Written problem —
In this exercise, return the whole listing exactly, excluding any images.

╔══

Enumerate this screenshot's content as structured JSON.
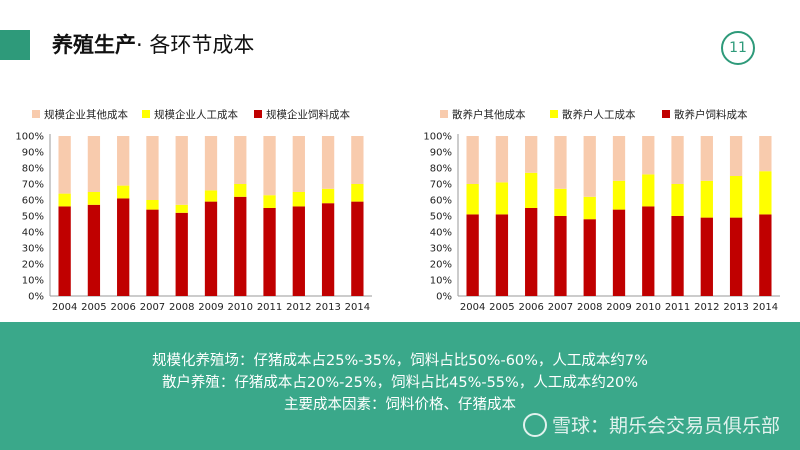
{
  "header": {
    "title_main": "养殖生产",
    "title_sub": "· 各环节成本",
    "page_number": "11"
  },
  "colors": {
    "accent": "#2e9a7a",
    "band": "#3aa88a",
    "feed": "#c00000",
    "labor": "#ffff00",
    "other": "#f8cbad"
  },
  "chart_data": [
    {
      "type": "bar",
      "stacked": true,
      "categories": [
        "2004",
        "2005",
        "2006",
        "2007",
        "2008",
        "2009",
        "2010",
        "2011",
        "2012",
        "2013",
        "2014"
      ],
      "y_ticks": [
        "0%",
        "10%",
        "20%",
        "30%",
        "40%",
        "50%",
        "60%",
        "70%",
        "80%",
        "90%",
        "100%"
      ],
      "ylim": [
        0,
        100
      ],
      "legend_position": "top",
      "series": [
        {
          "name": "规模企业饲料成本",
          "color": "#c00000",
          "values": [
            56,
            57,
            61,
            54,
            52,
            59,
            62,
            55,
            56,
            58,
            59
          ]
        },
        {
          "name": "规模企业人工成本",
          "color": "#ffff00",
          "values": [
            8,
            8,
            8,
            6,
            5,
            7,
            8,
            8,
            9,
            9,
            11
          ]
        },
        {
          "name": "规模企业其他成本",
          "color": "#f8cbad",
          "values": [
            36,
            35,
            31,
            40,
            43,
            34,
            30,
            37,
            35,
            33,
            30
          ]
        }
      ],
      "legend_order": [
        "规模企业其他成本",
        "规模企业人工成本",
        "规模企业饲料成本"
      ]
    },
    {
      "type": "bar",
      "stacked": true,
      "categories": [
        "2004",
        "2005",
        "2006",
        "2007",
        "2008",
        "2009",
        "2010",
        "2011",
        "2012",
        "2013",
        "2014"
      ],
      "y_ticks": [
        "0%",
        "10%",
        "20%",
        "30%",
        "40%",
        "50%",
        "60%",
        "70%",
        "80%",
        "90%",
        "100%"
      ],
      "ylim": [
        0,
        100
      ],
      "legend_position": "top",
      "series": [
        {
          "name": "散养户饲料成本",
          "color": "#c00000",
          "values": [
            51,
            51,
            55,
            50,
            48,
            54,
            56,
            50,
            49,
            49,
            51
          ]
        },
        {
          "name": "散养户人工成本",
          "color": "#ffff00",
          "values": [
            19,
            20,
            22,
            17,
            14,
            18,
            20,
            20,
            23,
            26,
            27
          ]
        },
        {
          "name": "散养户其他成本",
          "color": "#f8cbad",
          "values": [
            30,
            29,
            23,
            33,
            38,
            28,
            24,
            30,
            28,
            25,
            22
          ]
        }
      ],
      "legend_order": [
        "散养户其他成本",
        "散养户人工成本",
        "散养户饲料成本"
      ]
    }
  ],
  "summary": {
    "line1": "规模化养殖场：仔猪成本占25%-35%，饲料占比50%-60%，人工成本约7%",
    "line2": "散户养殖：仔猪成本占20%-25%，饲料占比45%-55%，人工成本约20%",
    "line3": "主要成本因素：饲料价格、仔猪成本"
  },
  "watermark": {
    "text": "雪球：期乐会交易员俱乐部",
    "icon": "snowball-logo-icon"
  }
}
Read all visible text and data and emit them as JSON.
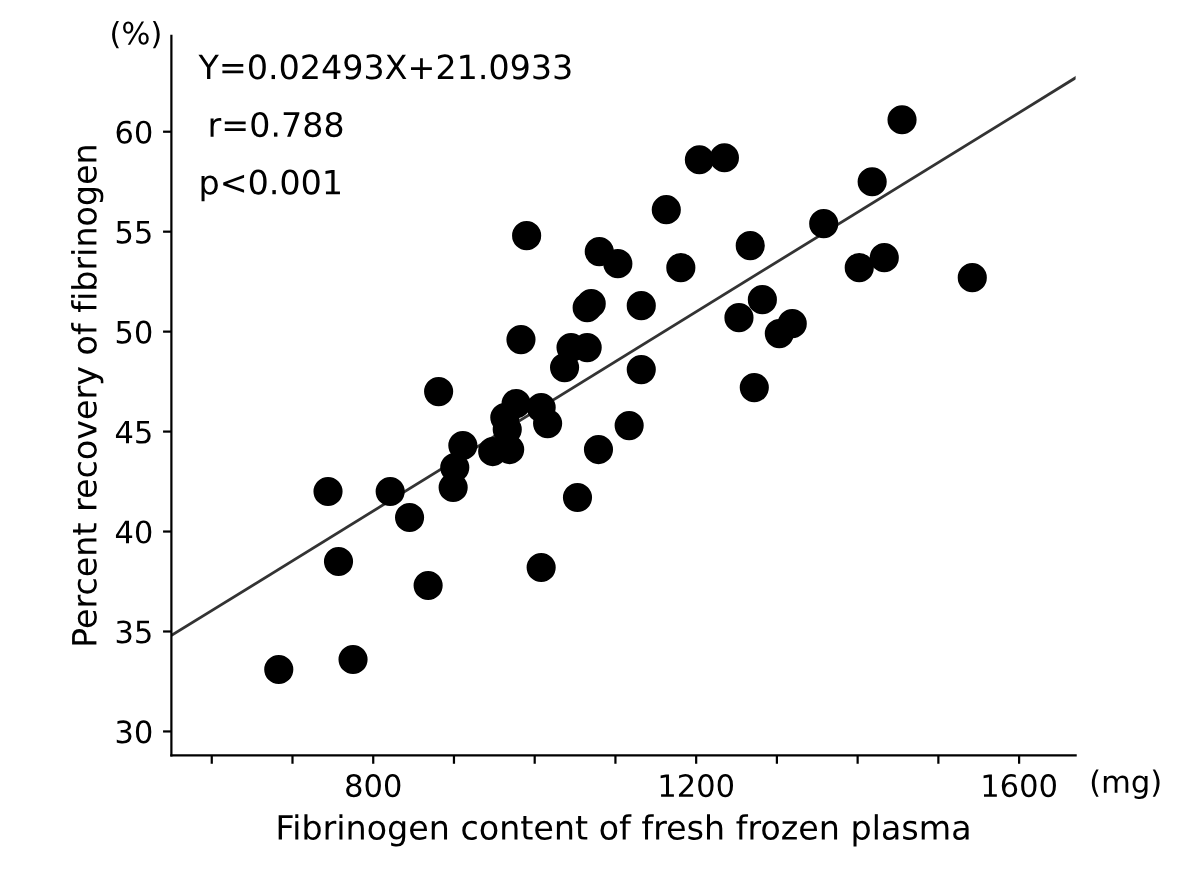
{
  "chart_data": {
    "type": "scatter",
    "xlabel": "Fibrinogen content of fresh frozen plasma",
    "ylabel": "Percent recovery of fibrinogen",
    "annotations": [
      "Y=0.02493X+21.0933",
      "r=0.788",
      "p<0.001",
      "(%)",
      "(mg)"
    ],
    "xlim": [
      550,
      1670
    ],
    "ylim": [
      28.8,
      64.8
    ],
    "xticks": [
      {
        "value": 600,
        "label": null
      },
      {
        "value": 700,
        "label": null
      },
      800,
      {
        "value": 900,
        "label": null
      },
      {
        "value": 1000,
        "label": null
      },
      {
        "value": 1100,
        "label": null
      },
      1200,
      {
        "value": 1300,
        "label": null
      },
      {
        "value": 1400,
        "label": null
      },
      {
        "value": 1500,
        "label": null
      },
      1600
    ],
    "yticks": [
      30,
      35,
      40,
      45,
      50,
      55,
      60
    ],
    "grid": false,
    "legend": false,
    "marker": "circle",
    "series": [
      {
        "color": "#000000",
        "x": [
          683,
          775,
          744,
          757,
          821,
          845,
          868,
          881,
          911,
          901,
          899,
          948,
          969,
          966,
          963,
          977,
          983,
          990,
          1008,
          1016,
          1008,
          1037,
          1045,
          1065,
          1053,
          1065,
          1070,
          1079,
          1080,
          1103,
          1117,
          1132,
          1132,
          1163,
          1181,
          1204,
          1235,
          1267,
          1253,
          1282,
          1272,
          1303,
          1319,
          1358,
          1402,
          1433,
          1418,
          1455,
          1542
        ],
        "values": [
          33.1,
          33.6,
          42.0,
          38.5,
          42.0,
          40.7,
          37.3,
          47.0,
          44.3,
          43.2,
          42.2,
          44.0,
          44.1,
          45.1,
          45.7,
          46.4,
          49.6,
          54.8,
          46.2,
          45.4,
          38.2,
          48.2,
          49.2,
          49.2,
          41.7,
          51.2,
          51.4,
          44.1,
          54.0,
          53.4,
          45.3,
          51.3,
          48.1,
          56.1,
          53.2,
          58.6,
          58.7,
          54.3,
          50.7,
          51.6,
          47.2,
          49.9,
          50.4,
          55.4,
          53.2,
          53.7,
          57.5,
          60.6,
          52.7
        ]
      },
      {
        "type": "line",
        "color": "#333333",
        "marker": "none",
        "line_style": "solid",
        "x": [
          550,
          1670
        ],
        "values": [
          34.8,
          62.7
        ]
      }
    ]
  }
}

╚══

The response —
Enumerate this screenshot's content as structured JSON.
{
  "header": {
    "title_main": "养殖生产",
    "title_sub": "· 各环节成本",
    "page_number": "11"
  },
  "colors": {
    "accent": "#2e9a7a",
    "band": "#3aa88a",
    "feed": "#c00000",
    "labor": "#ffff00",
    "other": "#f8cbad"
  },
  "chart_data": [
    {
      "type": "bar",
      "stacked": true,
      "categories": [
        "2004",
        "2005",
        "2006",
        "2007",
        "2008",
        "2009",
        "2010",
        "2011",
        "2012",
        "2013",
        "2014"
      ],
      "y_ticks": [
        "0%",
        "10%",
        "20%",
        "30%",
        "40%",
        "50%",
        "60%",
        "70%",
        "80%",
        "90%",
        "100%"
      ],
      "ylim": [
        0,
        100
      ],
      "legend_position": "top",
      "series": [
        {
          "name": "规模企业饲料成本",
          "color": "#c00000",
          "values": [
            56,
            57,
            61,
            54,
            52,
            59,
            62,
            55,
            56,
            58,
            59
          ]
        },
        {
          "name": "规模企业人工成本",
          "color": "#ffff00",
          "values": [
            8,
            8,
            8,
            6,
            5,
            7,
            8,
            8,
            9,
            9,
            11
          ]
        },
        {
          "name": "规模企业其他成本",
          "color": "#f8cbad",
          "values": [
            36,
            35,
            31,
            40,
            43,
            34,
            30,
            37,
            35,
            33,
            30
          ]
        }
      ],
      "legend_order": [
        "规模企业其他成本",
        "规模企业人工成本",
        "规模企业饲料成本"
      ]
    },
    {
      "type": "bar",
      "stacked": true,
      "categories": [
        "2004",
        "2005",
        "2006",
        "2007",
        "2008",
        "2009",
        "2010",
        "2011",
        "2012",
        "2013",
        "2014"
      ],
      "y_ticks": [
        "0%",
        "10%",
        "20%",
        "30%",
        "40%",
        "50%",
        "60%",
        "70%",
        "80%",
        "90%",
        "100%"
      ],
      "ylim": [
        0,
        100
      ],
      "legend_position": "top",
      "series": [
        {
          "name": "散养户饲料成本",
          "color": "#c00000",
          "values": [
            51,
            51,
            55,
            50,
            48,
            54,
            56,
            50,
            49,
            49,
            51
          ]
        },
        {
          "name": "散养户人工成本",
          "color": "#ffff00",
          "values": [
            19,
            20,
            22,
            17,
            14,
            18,
            20,
            20,
            23,
            26,
            27
          ]
        },
        {
          "name": "散养户其他成本",
          "color": "#f8cbad",
          "values": [
            30,
            29,
            23,
            33,
            38,
            28,
            24,
            30,
            28,
            25,
            22
          ]
        }
      ],
      "legend_order": [
        "散养户其他成本",
        "散养户人工成本",
        "散养户饲料成本"
      ]
    }
  ],
  "summary": {
    "line1": "规模化养殖场：仔猪成本占25%-35%，饲料占比50%-60%，人工成本约7%",
    "line2": "散户养殖：仔猪成本占20%-25%，饲料占比45%-55%，人工成本约20%",
    "line3": "主要成本因素：饲料价格、仔猪成本"
  },
  "watermark": {
    "text": "雪球：期乐会交易员俱乐部",
    "icon": "snowball-logo-icon"
  }
}
Read all visible text and data and emit them as JSON.
{
  "chart_data": {
    "type": "scatter",
    "xlabel": "Fibrinogen content of fresh frozen plasma",
    "ylabel": "Percent recovery of fibrinogen",
    "annotations": [
      "Y=0.02493X+21.0933",
      "r=0.788",
      "p<0.001",
      "(%)",
      "(mg)"
    ],
    "xlim": [
      550,
      1670
    ],
    "ylim": [
      28.8,
      64.8
    ],
    "xticks": [
      {
        "value": 600,
        "label": null
      },
      {
        "value": 700,
        "label": null
      },
      800,
      {
        "value": 900,
        "label": null
      },
      {
        "value": 1000,
        "label": null
      },
      {
        "value": 1100,
        "label": null
      },
      1200,
      {
        "value": 1300,
        "label": null
      },
      {
        "value": 1400,
        "label": null
      },
      {
        "value": 1500,
        "label": null
      },
      1600
    ],
    "yticks": [
      30,
      35,
      40,
      45,
      50,
      55,
      60
    ],
    "grid": false,
    "legend": false,
    "marker": "circle",
    "series": [
      {
        "color": "#000000",
        "x": [
          683,
          775,
          744,
          757,
          821,
          845,
          868,
          881,
          911,
          901,
          899,
          948,
          969,
          966,
          963,
          977,
          983,
          990,
          1008,
          1016,
          1008,
          1037,
          1045,
          1065,
          1053,
          1065,
          1070,
          1079,
          1080,
          1103,
          1117,
          1132,
          1132,
          1163,
          1181,
          1204,
          1235,
          1267,
          1253,
          1282,
          1272,
          1303,
          1319,
          1358,
          1402,
          1433,
          1418,
          1455,
          1542
        ],
        "values": [
          33.1,
          33.6,
          42.0,
          38.5,
          42.0,
          40.7,
          37.3,
          47.0,
          44.3,
          43.2,
          42.2,
          44.0,
          44.1,
          45.1,
          45.7,
          46.4,
          49.6,
          54.8,
          46.2,
          45.4,
          38.2,
          48.2,
          49.2,
          49.2,
          41.7,
          51.2,
          51.4,
          44.1,
          54.0,
          53.4,
          45.3,
          51.3,
          48.1,
          56.1,
          53.2,
          58.6,
          58.7,
          54.3,
          50.7,
          51.6,
          47.2,
          49.9,
          50.4,
          55.4,
          53.2,
          53.7,
          57.5,
          60.6,
          52.7
        ]
      },
      {
        "type": "line",
        "color": "#333333",
        "marker": "none",
        "line_style": "solid",
        "x": [
          550,
          1670
        ],
        "values": [
          34.8,
          62.7
        ]
      }
    ]
  }
}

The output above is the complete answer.